→ **Records for the task**:

^^^^

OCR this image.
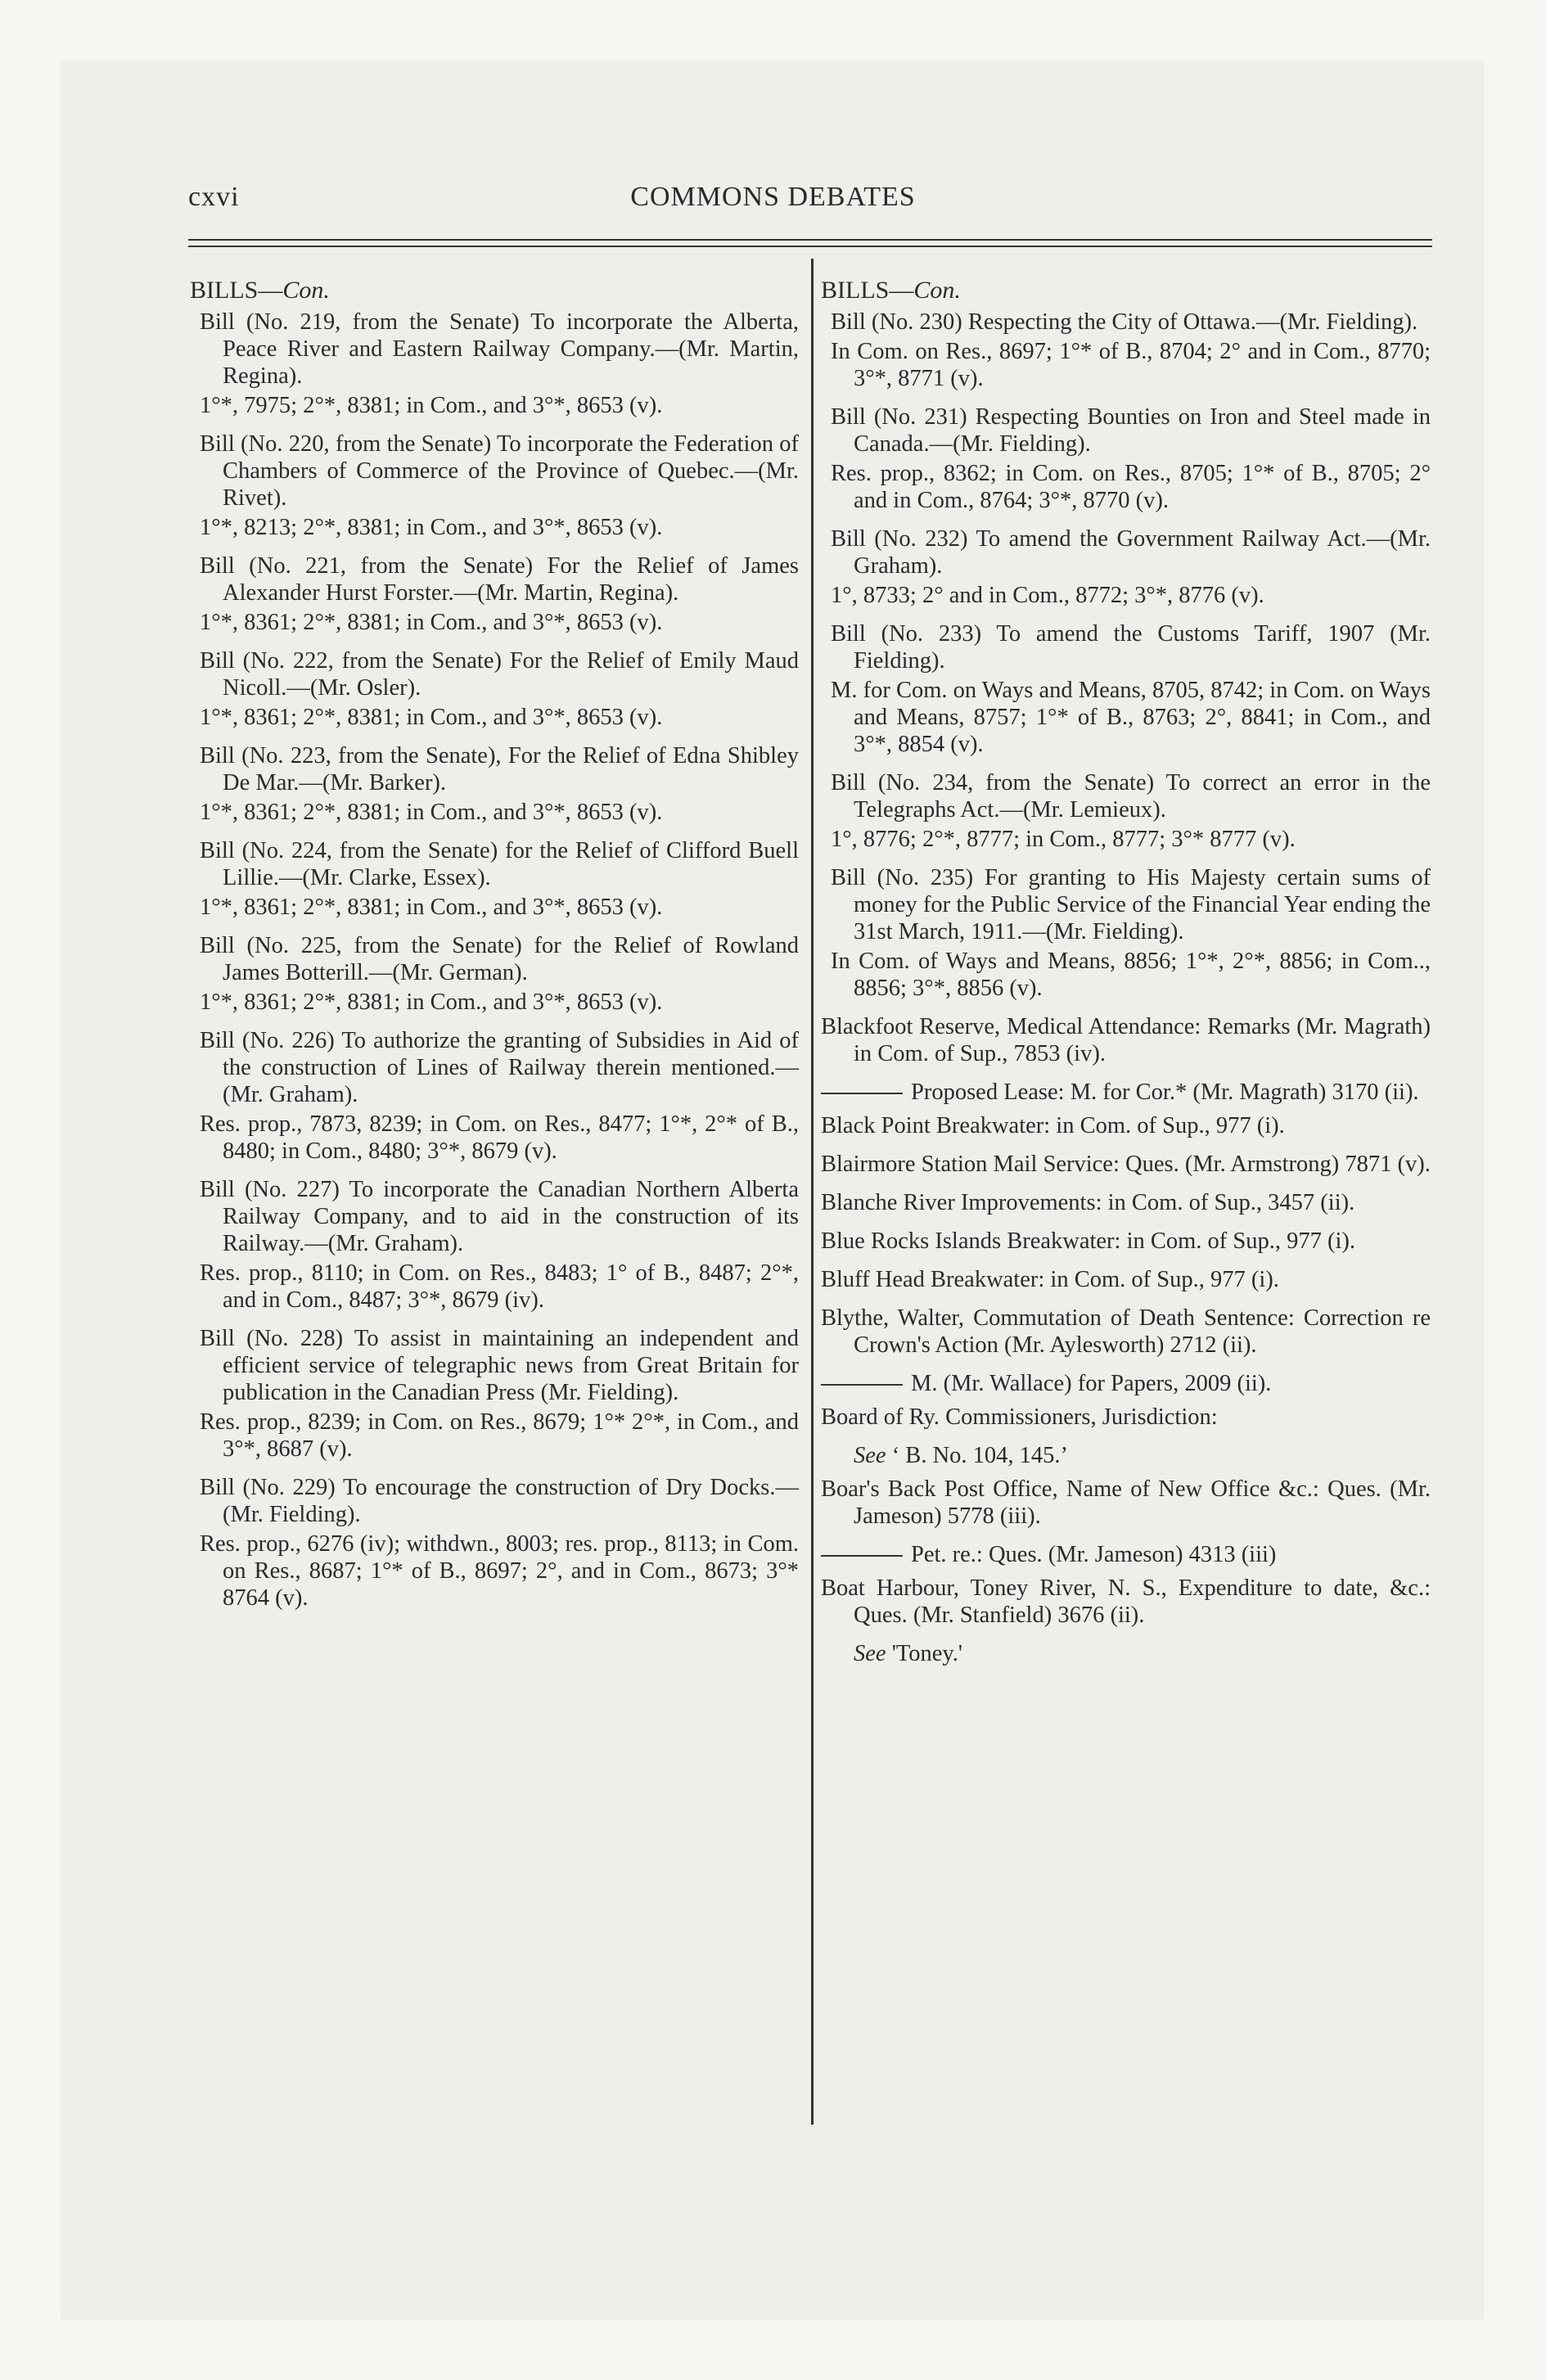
cxvi	COMMONS DEBATES
BILLS—Con.

Bill (No. 219, from the Senate) To incorporate the Alberta, Peace River and Eastern Railway Company.—(Mr. Martin, Regina).

1°*, 7975; 2°*, 8381; in Com., and 3°*, 8653 (v).

Bill (No. 220, from the Senate) To incorporate the Federation of Chambers of Commerce of the Province of Quebec.—(Mr. Rivet).

1°*, 8213; 2°*, 8381; in Com., and 3°*, 8653 (v).

Bill (No. 221, from the Senate) For the Relief of James Alexander Hurst Forster.—(Mr. Martin, Regina).

1°*, 8361; 2°*, 8381; in Com., and 3°*, 8653 (v).

Bill (No. 222, from the Senate) For the Relief of Emily Maud Nicoll.—(Mr. Osler).

1°*, 8361; 2°*, 8381; in Com., and 3°*, 8653 (v).

Bill (No. 223, from the Senate), For the Relief of Edna Shibley De Mar.—(Mr. Barker).

1°*, 8361; 2°*, 8381; in Com., and 3°*, 8653 (v).

Bill (No. 224, from the Senate) for the Relief of Clifford Buell Lillie.—(Mr. Clarke, Essex).

1°*, 8361; 2°*, 8381; in Com., and 3°*, 8653 (v).

Bill (No. 225, from the Senate) for the Relief of Rowland James Botterill.—(Mr. German).

1°*, 8361; 2°*, 8381; in Com., and 3°*, 8653 (v).

Bill (No. 226) To authorize the granting of Subsidies in Aid of the construction of Lines of Railway therein mentioned.—(Mr. Graham).

Res. prop., 7873, 8239; in Com. on Res., 8477; 1°*, 2°* of B., 8480; in Com., 8480; 3°*, 8679 (v).

Bill (No. 227) To incorporate the Canadian Northern Alberta Railway Company, and to aid in the construction of its Railway.—(Mr. Graham).

Res. prop., 8110; in Com. on Res., 8483; 1° of B., 8487; 2°*, and in Com., 8487; 3°*, 8679 (iv).

Bill (No. 228) To assist in maintaining an independent and efficient service of telegraphic news from Great Britain for publication in the Canadian Press (Mr. Fielding).

Res. prop., 8239; in Com. on Res., 8679; 1°* 2°*, in Com., and 3°*, 8687 (v).

Bill (No. 229) To encourage the construction of Dry Docks.—(Mr. Fielding).

Res. prop., 6276 (iv); withdwn., 8003; res. prop., 8113; in Com. on Res., 8687; 1°* of B., 8697; 2°, and in Com., 8673; 3°* 8764 (v).

BILLS—Con.

Bill (No. 230) Respecting the City of Ottawa.—(Mr. Fielding).

In Com. on Res., 8697; 1°* of B., 8704; 2° and in Com., 8770; 3°*, 8771 (v).

Bill (No. 231) Respecting Bounties on Iron and Steel made in Canada.—(Mr. Fielding).

Res. prop., 8362; in Com. on Res., 8705; 1°* of B., 8705; 2° and in Com., 8764; 3°*, 8770 (v).

Bill (No. 232) To amend the Government Railway Act.—(Mr. Graham).

1°, 8733; 2° and in Com., 8772; 3°*, 8776 (v).

Bill (No. 233) To amend the Customs Tariff, 1907 (Mr. Fielding).

M. for Com. on Ways and Means, 8705, 8742; in Com. on Ways and Means, 8757; 1°* of B., 8763; 2°, 8841; in Com., and 3°*, 8854 (v).

Bill (No. 234, from the Senate) To correct an error in the Telegraphs Act.—(Mr. Lemieux).

1°, 8776; 2°*, 8777; in Com., 8777; 3°* 8777 (v).

Bill (No. 235) For granting to His Majesty certain sums of money for the Public Service of the Financial Year ending the 31st March, 1911.—(Mr. Fielding).

In Com. of Ways and Means, 8856; 1°*, 2°*, 8856; in Com.., 8856; 3°*, 8856 (v).

Blackfoot Reserve, Medical Attendance: Remarks (Mr. Magrath) in Com. of Sup., 7853 (iv).

Proposed Lease: M. for Cor.* (Mr. Magrath) 3170 (ii).

Black Point Breakwater: in Com. of Sup., 977 (i).

Blairmore Station Mail Service: Ques. (Mr. Armstrong) 7871 (v).

Blanche River Improvements: in Com. of Sup., 3457 (ii).

Blue Rocks Islands Breakwater: in Com. of Sup., 977 (i).

Bluff Head Breakwater: in Com. of Sup., 977 (i).

Blythe, Walter, Commutation of Death Sentence: Correction re Crown's Action (Mr. Aylesworth) 2712 (ii).

M. (Mr. Wallace) for Papers, 2009 (ii).

Board of Ry. Commissioners, Jurisdiction:

See ‘ B. No. 104, 145.’

Boar's Back Post Office, Name of New Office &c.: Ques. (Mr. Jameson) 5778 (iii).

Pet. re.: Ques. (Mr. Jameson) 4313 (iii)

Boat Harbour, Toney River, N. S., Expenditure to date, &c.: Ques. (Mr. Stanfield) 3676 (ii).

See 'Toney.'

^^^^

Set down every entry word for word, but omit the pictures.

→ **Final result**:
OCR this image.
cxvi	COMMONS DEBATES
BILLS—Con.

Bill (No. 219, from the Senate) To incorporate the Alberta, Peace River and Eastern Railway Company.—(Mr. Martin, Regina).

1°*, 7975; 2°*, 8381; in Com., and 3°*, 8653 (v).

Bill (No. 220, from the Senate) To incorporate the Federation of Chambers of Commerce of the Province of Quebec.—(Mr. Rivet).

1°*, 8213; 2°*, 8381; in Com., and 3°*, 8653 (v).

Bill (No. 221, from the Senate) For the Relief of James Alexander Hurst Forster.—(Mr. Martin, Regina).

1°*, 8361; 2°*, 8381; in Com., and 3°*, 8653 (v).

Bill (No. 222, from the Senate) For the Relief of Emily Maud Nicoll.—(Mr. Osler).

1°*, 8361; 2°*, 8381; in Com., and 3°*, 8653 (v).

Bill (No. 223, from the Senate), For the Relief of Edna Shibley De Mar.—(Mr. Barker).

1°*, 8361; 2°*, 8381; in Com., and 3°*, 8653 (v).

Bill (No. 224, from the Senate) for the Relief of Clifford Buell Lillie.—(Mr. Clarke, Essex).

1°*, 8361; 2°*, 8381; in Com., and 3°*, 8653 (v).

Bill (No. 225, from the Senate) for the Relief of Rowland James Botterill.—(Mr. German).

1°*, 8361; 2°*, 8381; in Com., and 3°*, 8653 (v).

Bill (No. 226) To authorize the granting of Subsidies in Aid of the construction of Lines of Railway therein mentioned.—(Mr. Graham).

Res. prop., 7873, 8239; in Com. on Res., 8477; 1°*, 2°* of B., 8480; in Com., 8480; 3°*, 8679 (v).

Bill (No. 227) To incorporate the Canadian Northern Alberta Railway Company, and to aid in the construction of its Railway.—(Mr. Graham).

Res. prop., 8110; in Com. on Res., 8483; 1° of B., 8487; 2°*, and in Com., 8487; 3°*, 8679 (iv).

Bill (No. 228) To assist in maintaining an independent and efficient service of telegraphic news from Great Britain for publication in the Canadian Press (Mr. Fielding).

Res. prop., 8239; in Com. on Res., 8679; 1°* 2°*, in Com., and 3°*, 8687 (v).

Bill (No. 229) To encourage the construction of Dry Docks.—(Mr. Fielding).

Res. prop., 6276 (iv); withdwn., 8003; res. prop., 8113; in Com. on Res., 8687; 1°* of B., 8697; 2°, and in Com., 8673; 3°* 8764 (v).

BILLS—Con.

Bill (No. 230) Respecting the City of Ottawa.—(Mr. Fielding).

In Com. on Res., 8697; 1°* of B., 8704; 2° and in Com., 8770; 3°*, 8771 (v).

Bill (No. 231) Respecting Bounties on Iron and Steel made in Canada.—(Mr. Fielding).

Res. prop., 8362; in Com. on Res., 8705; 1°* of B., 8705; 2° and in Com., 8764; 3°*, 8770 (v).

Bill (No. 232) To amend the Government Railway Act.—(Mr. Graham).

1°, 8733; 2° and in Com., 8772; 3°*, 8776 (v).

Bill (No. 233) To amend the Customs Tariff, 1907 (Mr. Fielding).

M. for Com. on Ways and Means, 8705, 8742; in Com. on Ways and Means, 8757; 1°* of B., 8763; 2°, 8841; in Com., and 3°*, 8854 (v).

Bill (No. 234, from the Senate) To correct an error in the Telegraphs Act.—(Mr. Lemieux).

1°, 8776; 2°*, 8777; in Com., 8777; 3°* 8777 (v).

Bill (No. 235) For granting to His Majesty certain sums of money for the Public Service of the Financial Year ending the 31st March, 1911.—(Mr. Fielding).

In Com. of Ways and Means, 8856; 1°*, 2°*, 8856; in Com.., 8856; 3°*, 8856 (v).

Blackfoot Reserve, Medical Attendance: Remarks (Mr. Magrath) in Com. of Sup., 7853 (iv).

Proposed Lease: M. for Cor.* (Mr. Magrath) 3170 (ii).

Black Point Breakwater: in Com. of Sup., 977 (i).

Blairmore Station Mail Service: Ques. (Mr. Armstrong) 7871 (v).

Blanche River Improvements: in Com. of Sup., 3457 (ii).

Blue Rocks Islands Breakwater: in Com. of Sup., 977 (i).

Bluff Head Breakwater: in Com. of Sup., 977 (i).

Blythe, Walter, Commutation of Death Sentence: Correction re Crown's Action (Mr. Aylesworth) 2712 (ii).

M. (Mr. Wallace) for Papers, 2009 (ii).

Board of Ry. Commissioners, Jurisdiction:

See ‘ B. No. 104, 145.’

Boar's Back Post Office, Name of New Office &c.: Ques. (Mr. Jameson) 5778 (iii).

Pet. re.: Ques. (Mr. Jameson) 4313 (iii)

Boat Harbour, Toney River, N. S., Expenditure to date, &c.: Ques. (Mr. Stanfield) 3676 (ii).

See 'Toney.'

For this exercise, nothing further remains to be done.